** Start of Data for this exercise **

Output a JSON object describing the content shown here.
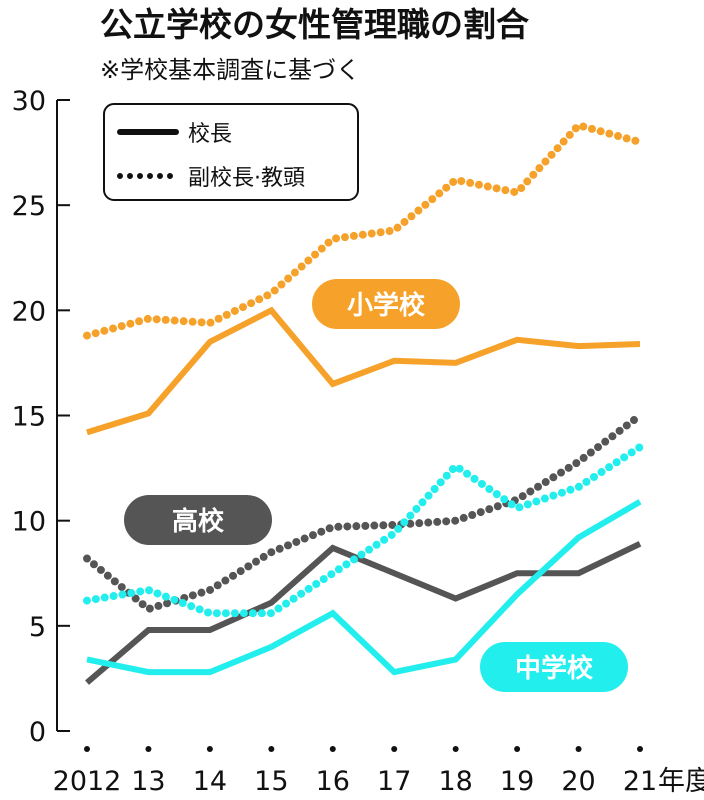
{
  "chart_data": {
    "type": "line",
    "title": "公立学校の女性管理職の割合",
    "subtitle": "※学校基本調査に基づく",
    "x": [
      "2012",
      "13",
      "14",
      "15",
      "16",
      "17",
      "18",
      "19",
      "20",
      "21"
    ],
    "x_unit": "年度",
    "ylim": [
      0,
      30
    ],
    "yticks": [
      "0",
      "5",
      "10",
      "15",
      "20",
      "25",
      "30"
    ],
    "grid": false,
    "legend": {
      "position": "top-left",
      "entries": [
        {
          "style": "solid",
          "label": "校長"
        },
        {
          "style": "dotted",
          "label": "副校長·教頭"
        }
      ]
    },
    "groups": [
      {
        "label": "小学校",
        "color": "#f5a12a",
        "series": [
          {
            "name": "校長",
            "style": "solid",
            "values": [
              14.2,
              15.1,
              18.5,
              20.0,
              16.5,
              17.6,
              17.5,
              18.6,
              18.3,
              18.4
            ]
          },
          {
            "name": "副校長·教頭",
            "style": "dotted",
            "values": [
              18.8,
              19.6,
              19.4,
              20.8,
              23.4,
              23.8,
              26.2,
              25.6,
              28.8,
              28.0
            ]
          }
        ]
      },
      {
        "label": "高校",
        "color": "#555555",
        "series": [
          {
            "name": "校長",
            "style": "solid",
            "values": [
              2.3,
              4.8,
              4.8,
              6.1,
              8.7,
              7.5,
              6.3,
              7.5,
              7.5,
              8.9
            ]
          },
          {
            "name": "副校長·教頭",
            "style": "dotted",
            "values": [
              8.2,
              5.8,
              6.7,
              8.5,
              9.7,
              9.8,
              10.0,
              11.0,
              12.8,
              15.0
            ]
          }
        ]
      },
      {
        "label": "中学校",
        "color": "#22eeee",
        "series": [
          {
            "name": "校長",
            "style": "solid",
            "values": [
              3.4,
              2.8,
              2.8,
              4.0,
              5.6,
              2.8,
              3.4,
              6.5,
              9.2,
              10.9
            ]
          },
          {
            "name": "副校長·教頭",
            "style": "dotted",
            "values": [
              6.2,
              6.7,
              5.6,
              5.6,
              7.5,
              9.4,
              12.6,
              10.6,
              11.6,
              13.5
            ]
          }
        ]
      }
    ]
  }
}
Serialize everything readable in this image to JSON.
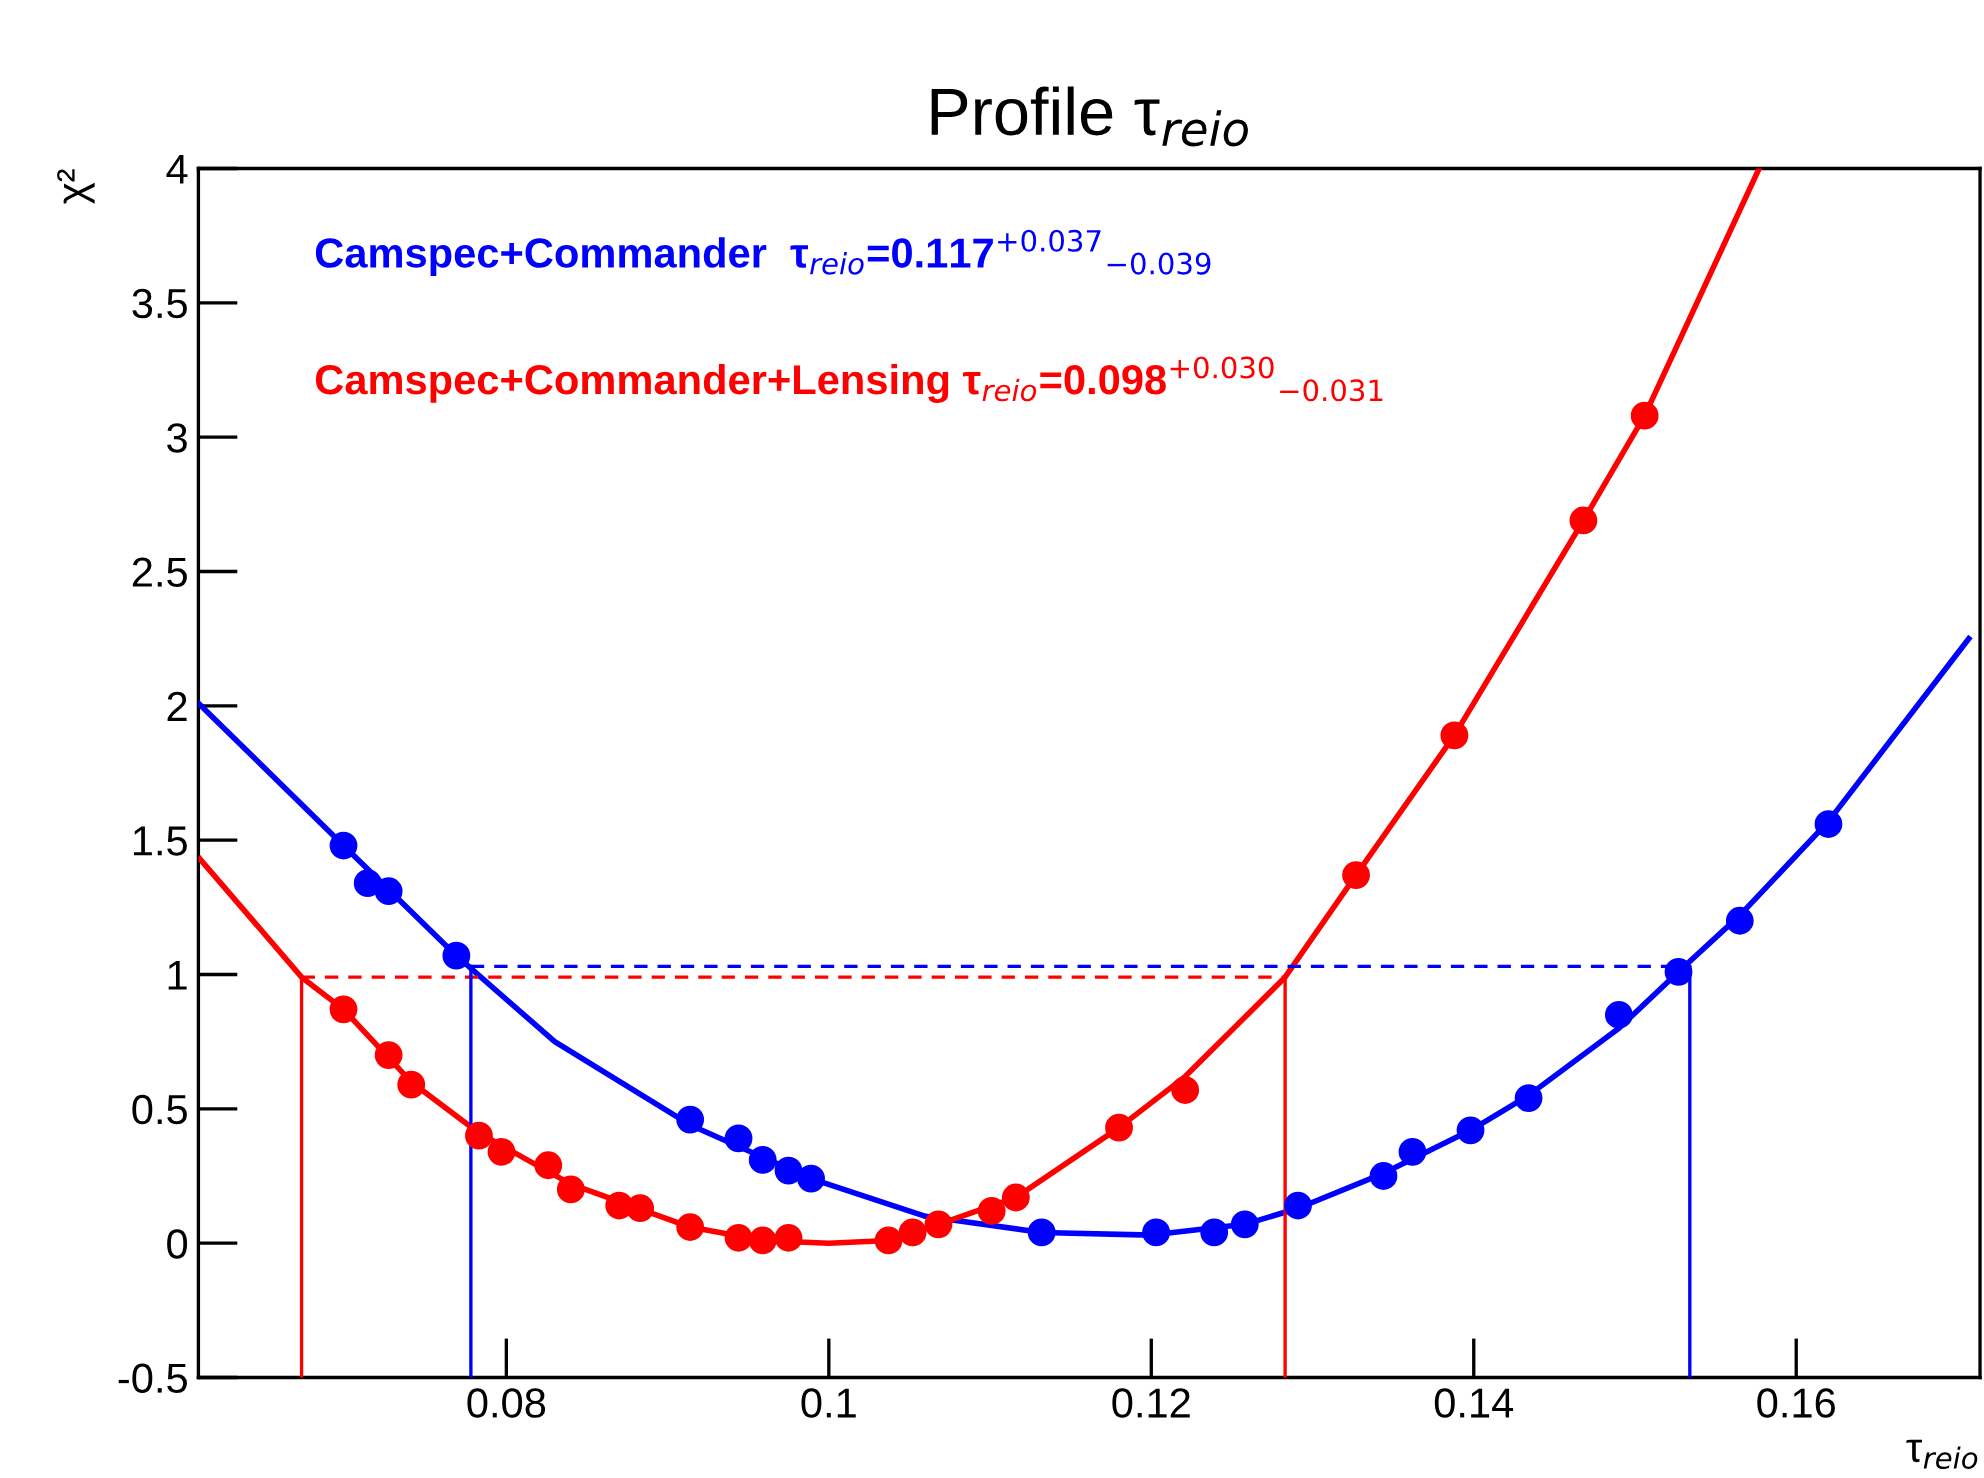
{
  "chart_data": {
    "type": "scatter",
    "title": "Profile τ$_{reio}$",
    "xlabel": "τ$_{reio}$",
    "ylabel": "χ²",
    "xlim": [
      0.0609,
      0.1714
    ],
    "xticks": [
      0.08,
      0.1,
      0.12,
      0.14,
      0.16
    ],
    "ylim": [
      -0.5,
      4
    ],
    "yticks": [
      {
        "value": -0.5,
        "label": "-0.5"
      },
      0,
      0.5,
      1,
      1.5,
      2,
      2.5,
      3,
      3.5,
      4
    ],
    "grid": false,
    "legend": false,
    "annotations": [
      "Camspec+Commander  τ$_{reio}$=0.117$^{+0.037}$$_{−0.039}$",
      "Camspec+Commander+Lensing τ$_{reio}$=0.098$^{+0.030}$$_{−0.031}$"
    ],
    "series": [
      {
        "marker": "circle",
        "color": "#0000ff",
        "x": [
          0.0699,
          0.0714,
          0.0727,
          0.0769,
          0.0914,
          0.0944,
          0.0959,
          0.0975,
          0.0989,
          0.1132,
          0.1203,
          0.1239,
          0.1258,
          0.1291,
          0.1344,
          0.1362,
          0.1398,
          0.1434,
          0.149,
          0.1527,
          0.1565,
          0.162
        ],
        "values": [
          1.48,
          1.34,
          1.31,
          1.07,
          0.46,
          0.39,
          0.31,
          0.27,
          0.24,
          0.04,
          0.04,
          0.04,
          0.07,
          0.14,
          0.25,
          0.34,
          0.42,
          0.54,
          0.85,
          1.01,
          1.2,
          1.56
        ]
      },
      {
        "marker": "circle",
        "color": "#ff0000",
        "x": [
          0.0699,
          0.0727,
          0.0741,
          0.0783,
          0.0797,
          0.0826,
          0.084,
          0.087,
          0.0883,
          0.0914,
          0.0944,
          0.0959,
          0.0975,
          0.1037,
          0.1052,
          0.1068,
          0.1101,
          0.1116,
          0.118,
          0.1221,
          0.1327,
          0.1388,
          0.1468,
          0.1506
        ],
        "values": [
          0.87,
          0.7,
          0.59,
          0.4,
          0.34,
          0.29,
          0.2,
          0.14,
          0.13,
          0.06,
          0.02,
          0.01,
          0.02,
          0.01,
          0.04,
          0.07,
          0.12,
          0.17,
          0.43,
          0.57,
          1.37,
          1.89,
          2.69,
          3.08
        ]
      },
      {
        "type": "line",
        "color": "#0000ff",
        "line_style": "solid",
        "x": [
          0.0609,
          0.0699,
          0.0769,
          0.083,
          0.0914,
          0.0989,
          0.106,
          0.1132,
          0.12,
          0.1258,
          0.1291,
          0.1344,
          0.1398,
          0.1434,
          0.149,
          0.1527,
          0.1565,
          0.162,
          0.1707
        ],
        "values": [
          2.01,
          1.48,
          1.07,
          0.75,
          0.44,
          0.24,
          0.1,
          0.04,
          0.03,
          0.07,
          0.13,
          0.26,
          0.42,
          0.55,
          0.8,
          1.01,
          1.22,
          1.57,
          2.25
        ]
      },
      {
        "type": "line",
        "color": "#ff0000",
        "line_style": "solid",
        "x": [
          0.061,
          0.0673,
          0.0699,
          0.0741,
          0.0783,
          0.084,
          0.0914,
          0.0959,
          0.1,
          0.1037,
          0.1068,
          0.1116,
          0.118,
          0.1221,
          0.1283,
          0.1327,
          0.1388,
          0.1468,
          0.1506,
          0.1577
        ],
        "values": [
          1.43,
          0.99,
          0.87,
          0.6,
          0.41,
          0.22,
          0.06,
          0.01,
          0.0,
          0.01,
          0.07,
          0.17,
          0.43,
          0.62,
          0.99,
          1.37,
          1.89,
          2.69,
          3.08,
          4.0
        ]
      },
      {
        "type": "line",
        "color": "#0000ff",
        "line_style": "dashed",
        "x": [
          0.0778,
          0.1534
        ],
        "values": [
          1.03,
          1.03
        ]
      },
      {
        "type": "line",
        "color": "#ff0000",
        "line_style": "dashed",
        "x": [
          0.0673,
          0.1283
        ],
        "values": [
          0.99,
          0.99
        ]
      },
      {
        "type": "line",
        "color": "#0000ff",
        "line_style": "solid",
        "x": [
          0.0778,
          0.0778
        ],
        "values": [
          -0.5,
          1.03
        ]
      },
      {
        "type": "line",
        "color": "#0000ff",
        "line_style": "solid",
        "x": [
          0.1534,
          0.1534
        ],
        "values": [
          -0.5,
          1.03
        ]
      },
      {
        "type": "line",
        "color": "#ff0000",
        "line_style": "solid",
        "x": [
          0.0673,
          0.0673
        ],
        "values": [
          -0.5,
          0.99
        ]
      },
      {
        "type": "line",
        "color": "#ff0000",
        "line_style": "solid",
        "x": [
          0.1283,
          0.1283
        ],
        "values": [
          -0.5,
          0.99
        ]
      }
    ]
  }
}
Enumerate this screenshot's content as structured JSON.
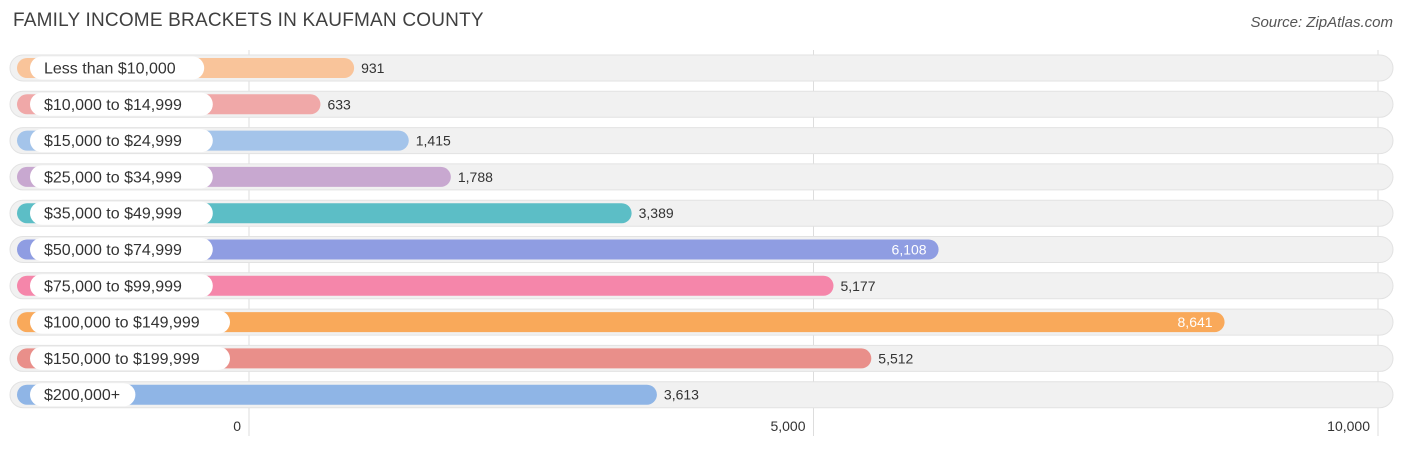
{
  "title": "FAMILY INCOME BRACKETS IN KAUFMAN COUNTY",
  "source": "Source: ZipAtlas.com",
  "chart_data": {
    "type": "bar",
    "orientation": "horizontal",
    "title": "FAMILY INCOME BRACKETS IN KAUFMAN COUNTY",
    "categories": [
      "Less than $10,000",
      "$10,000 to $14,999",
      "$15,000 to $24,999",
      "$25,000 to $34,999",
      "$35,000 to $49,999",
      "$50,000 to $74,999",
      "$75,000 to $99,999",
      "$100,000 to $149,999",
      "$150,000 to $199,999",
      "$200,000+"
    ],
    "values": [
      931,
      633,
      1415,
      1788,
      3389,
      6108,
      5177,
      8641,
      5512,
      3613
    ],
    "value_labels": [
      "931",
      "633",
      "1,415",
      "1,788",
      "3,389",
      "6,108",
      "5,177",
      "8,641",
      "5,512",
      "3,613"
    ],
    "colors": [
      "#f9c49a",
      "#f0a8a8",
      "#a4c4ea",
      "#c8a8d0",
      "#5cbec6",
      "#8f9de2",
      "#f586aa",
      "#f9a95a",
      "#e98f8a",
      "#8fb5e6"
    ],
    "label_inside": [
      false,
      false,
      false,
      false,
      false,
      true,
      false,
      true,
      false,
      false
    ],
    "xlim": [
      0,
      10000
    ],
    "xticks": [
      0,
      5000,
      10000
    ],
    "xtick_labels": [
      "0",
      "5,000",
      "10,000"
    ],
    "grid": true,
    "xlabel": "",
    "ylabel": ""
  }
}
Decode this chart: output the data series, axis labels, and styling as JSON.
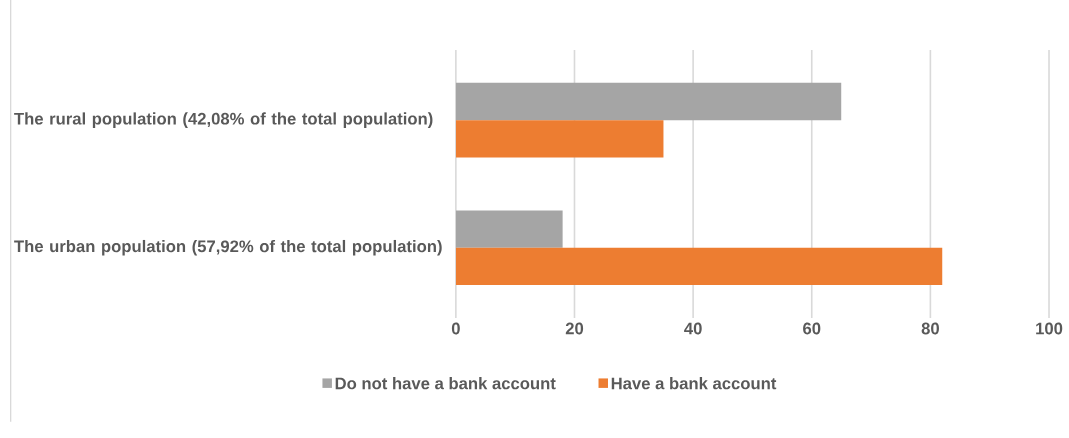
{
  "chart_data": {
    "type": "bar",
    "orientation": "horizontal",
    "categories": [
      "The rural population (42,08% of the total population)",
      "The urban population (57,92% of the total population)"
    ],
    "series": [
      {
        "name": "Do not have a bank account",
        "color": "#a5a5a5",
        "values": [
          65,
          18
        ]
      },
      {
        "name": "Have a bank account",
        "color": "#ed7d31",
        "values": [
          35,
          82
        ]
      }
    ],
    "xlim": [
      0,
      100
    ],
    "xticks": [
      0,
      20,
      40,
      60,
      80,
      100
    ],
    "grid": "x",
    "legend": "bottom"
  }
}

** End of Data for this exercise **

* **Written instruction**
Copy, exactly and exclusively, the lines beginning with the one that contains "Decode this chart: output" and ending with the last line of the listing; pictures are to be omitted.

* **Written response**
Decode this chart: output the data series, axis labels, and styling as JSON.
{
  "chart_data": {
    "type": "bar",
    "orientation": "horizontal",
    "categories": [
      "The rural population (42,08% of the total population)",
      "The urban population (57,92% of the total population)"
    ],
    "series": [
      {
        "name": "Do not have a bank account",
        "color": "#a5a5a5",
        "values": [
          65,
          18
        ]
      },
      {
        "name": "Have a bank account",
        "color": "#ed7d31",
        "values": [
          35,
          82
        ]
      }
    ],
    "xlim": [
      0,
      100
    ],
    "xticks": [
      0,
      20,
      40,
      60,
      80,
      100
    ],
    "grid": "x",
    "legend": "bottom"
  }
}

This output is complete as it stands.